● **Provided material**:
** START **

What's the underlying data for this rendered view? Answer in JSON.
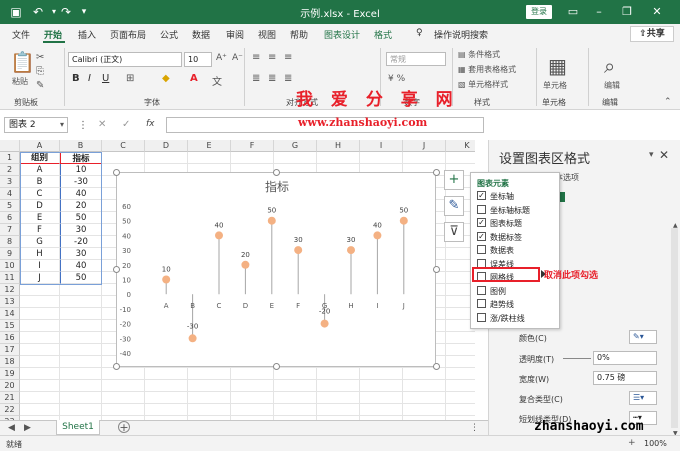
{
  "title_bar": {
    "title": "示例.xlsx  -  Excel",
    "login": "登录",
    "icons": [
      "save-icon",
      "undo-icon",
      "redo-icon",
      "customize-icon",
      "ribbon-display-icon",
      "minimize-icon",
      "restore-icon",
      "close-icon"
    ]
  },
  "menu": {
    "tabs": [
      "文件",
      "开始",
      "插入",
      "页面布局",
      "公式",
      "数据",
      "审阅",
      "视图",
      "帮助",
      "图表设计",
      "格式"
    ],
    "active": "开始",
    "tell_me": "操作说明搜索",
    "share": "共享"
  },
  "ribbon": {
    "paste": "粘贴",
    "font_name": "Calibri (正文)",
    "font_size": "10",
    "number_format": "常规",
    "cond_format": "条件格式",
    "table_format": "套用表格格式",
    "cell_style": "单元格样式",
    "groups": {
      "clipboard": "剪贴板",
      "font": "字体",
      "align": "对齐方式",
      "number": "数字",
      "styles": "样式",
      "cells": "单元格",
      "editing": "编辑"
    },
    "cells_btn": "单元格",
    "edit_btn": "编辑"
  },
  "watermark": {
    "line1": "我 爱 分 享 网",
    "line2": "www.zhanshaoyi.com",
    "line3": "zhanshaoyi.com"
  },
  "formula_bar": {
    "name_box": "图表 2",
    "fx": "fx",
    "value": ""
  },
  "grid": {
    "columns": [
      "A",
      "B",
      "C",
      "D",
      "E",
      "F",
      "G",
      "H",
      "I",
      "J",
      "K"
    ],
    "rows": [
      "1",
      "2",
      "3",
      "4",
      "5",
      "6",
      "7",
      "8",
      "9",
      "10",
      "11",
      "12",
      "13",
      "14",
      "15",
      "16",
      "17",
      "18",
      "19",
      "20",
      "21",
      "22",
      "23"
    ],
    "header_a": "组别",
    "header_b": "指标",
    "data": [
      [
        "A",
        "10"
      ],
      [
        "B",
        "-30"
      ],
      [
        "C",
        "40"
      ],
      [
        "D",
        "20"
      ],
      [
        "E",
        "50"
      ],
      [
        "F",
        "30"
      ],
      [
        "G",
        "-20"
      ],
      [
        "H",
        "30"
      ],
      [
        "I",
        "40"
      ],
      [
        "J",
        "50"
      ]
    ]
  },
  "chart_data": {
    "type": "scatter",
    "title": "指标",
    "categories": [
      "A",
      "B",
      "C",
      "D",
      "E",
      "F",
      "G",
      "H",
      "I",
      "J"
    ],
    "values": [
      10,
      -30,
      40,
      20,
      50,
      30,
      -20,
      30,
      40,
      50
    ],
    "data_labels": [
      "10",
      "-30",
      "40",
      "20",
      "50",
      "30",
      "-20",
      "30",
      "40",
      "50"
    ],
    "ylim": [
      -40,
      60
    ],
    "yticks": [
      "60",
      "50",
      "40",
      "30",
      "20",
      "10",
      "0",
      "-10",
      "-20",
      "-30",
      "-40"
    ],
    "grid": false,
    "marker_color": "#F4B183",
    "line_color": "#A6A6A6"
  },
  "chart_elements": {
    "title": "图表元素",
    "items": [
      {
        "label": "坐标轴",
        "checked": true
      },
      {
        "label": "坐标轴标题",
        "checked": false
      },
      {
        "label": "图表标题",
        "checked": true
      },
      {
        "label": "数据标签",
        "checked": true
      },
      {
        "label": "数据表",
        "checked": false
      },
      {
        "label": "误差线",
        "checked": false
      },
      {
        "label": "网格线",
        "checked": false
      },
      {
        "label": "图例",
        "checked": false
      },
      {
        "label": "趋势线",
        "checked": false
      },
      {
        "label": "涨/跌柱线",
        "checked": false
      }
    ],
    "annotation": "取消此项勾选"
  },
  "format_pane": {
    "title": "设置图表区格式",
    "subtitle": "本选项",
    "color_label": "颜色(C)",
    "transparency_label": "透明度(T)",
    "transparency_value": "0%",
    "width_label": "宽度(W)",
    "width_value": "0.75 磅",
    "compound_label": "复合类型(C)",
    "dash_label": "短划线类型(D)"
  },
  "sheet": {
    "tab": "Sheet1",
    "add": "+"
  },
  "status": {
    "ready": "就绪",
    "zoom": "100%"
  }
}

** END **

● **Objective**: All records above are to be printed exactly, minus the pictures they contain.

● **Full answer**:
What's the underlying data for this rendered view? Answer in JSON.
{
  "title_bar": {
    "title": "示例.xlsx  -  Excel",
    "login": "登录",
    "icons": [
      "save-icon",
      "undo-icon",
      "redo-icon",
      "customize-icon",
      "ribbon-display-icon",
      "minimize-icon",
      "restore-icon",
      "close-icon"
    ]
  },
  "menu": {
    "tabs": [
      "文件",
      "开始",
      "插入",
      "页面布局",
      "公式",
      "数据",
      "审阅",
      "视图",
      "帮助",
      "图表设计",
      "格式"
    ],
    "active": "开始",
    "tell_me": "操作说明搜索",
    "share": "共享"
  },
  "ribbon": {
    "paste": "粘贴",
    "font_name": "Calibri (正文)",
    "font_size": "10",
    "number_format": "常规",
    "cond_format": "条件格式",
    "table_format": "套用表格格式",
    "cell_style": "单元格样式",
    "groups": {
      "clipboard": "剪贴板",
      "font": "字体",
      "align": "对齐方式",
      "number": "数字",
      "styles": "样式",
      "cells": "单元格",
      "editing": "编辑"
    },
    "cells_btn": "单元格",
    "edit_btn": "编辑"
  },
  "watermark": {
    "line1": "我 爱 分 享 网",
    "line2": "www.zhanshaoyi.com",
    "line3": "zhanshaoyi.com"
  },
  "formula_bar": {
    "name_box": "图表 2",
    "fx": "fx",
    "value": ""
  },
  "grid": {
    "columns": [
      "A",
      "B",
      "C",
      "D",
      "E",
      "F",
      "G",
      "H",
      "I",
      "J",
      "K"
    ],
    "rows": [
      "1",
      "2",
      "3",
      "4",
      "5",
      "6",
      "7",
      "8",
      "9",
      "10",
      "11",
      "12",
      "13",
      "14",
      "15",
      "16",
      "17",
      "18",
      "19",
      "20",
      "21",
      "22",
      "23"
    ],
    "header_a": "组别",
    "header_b": "指标",
    "data": [
      [
        "A",
        "10"
      ],
      [
        "B",
        "-30"
      ],
      [
        "C",
        "40"
      ],
      [
        "D",
        "20"
      ],
      [
        "E",
        "50"
      ],
      [
        "F",
        "30"
      ],
      [
        "G",
        "-20"
      ],
      [
        "H",
        "30"
      ],
      [
        "I",
        "40"
      ],
      [
        "J",
        "50"
      ]
    ]
  },
  "chart_data": {
    "type": "scatter",
    "title": "指标",
    "categories": [
      "A",
      "B",
      "C",
      "D",
      "E",
      "F",
      "G",
      "H",
      "I",
      "J"
    ],
    "values": [
      10,
      -30,
      40,
      20,
      50,
      30,
      -20,
      30,
      40,
      50
    ],
    "data_labels": [
      "10",
      "-30",
      "40",
      "20",
      "50",
      "30",
      "-20",
      "30",
      "40",
      "50"
    ],
    "ylim": [
      -40,
      60
    ],
    "yticks": [
      "60",
      "50",
      "40",
      "30",
      "20",
      "10",
      "0",
      "-10",
      "-20",
      "-30",
      "-40"
    ],
    "grid": false,
    "marker_color": "#F4B183",
    "line_color": "#A6A6A6"
  },
  "chart_elements": {
    "title": "图表元素",
    "items": [
      {
        "label": "坐标轴",
        "checked": true
      },
      {
        "label": "坐标轴标题",
        "checked": false
      },
      {
        "label": "图表标题",
        "checked": true
      },
      {
        "label": "数据标签",
        "checked": true
      },
      {
        "label": "数据表",
        "checked": false
      },
      {
        "label": "误差线",
        "checked": false
      },
      {
        "label": "网格线",
        "checked": false
      },
      {
        "label": "图例",
        "checked": false
      },
      {
        "label": "趋势线",
        "checked": false
      },
      {
        "label": "涨/跌柱线",
        "checked": false
      }
    ],
    "annotation": "取消此项勾选"
  },
  "format_pane": {
    "title": "设置图表区格式",
    "subtitle": "本选项",
    "color_label": "颜色(C)",
    "transparency_label": "透明度(T)",
    "transparency_value": "0%",
    "width_label": "宽度(W)",
    "width_value": "0.75 磅",
    "compound_label": "复合类型(C)",
    "dash_label": "短划线类型(D)"
  },
  "sheet": {
    "tab": "Sheet1",
    "add": "+"
  },
  "status": {
    "ready": "就绪",
    "zoom": "100%"
  }
}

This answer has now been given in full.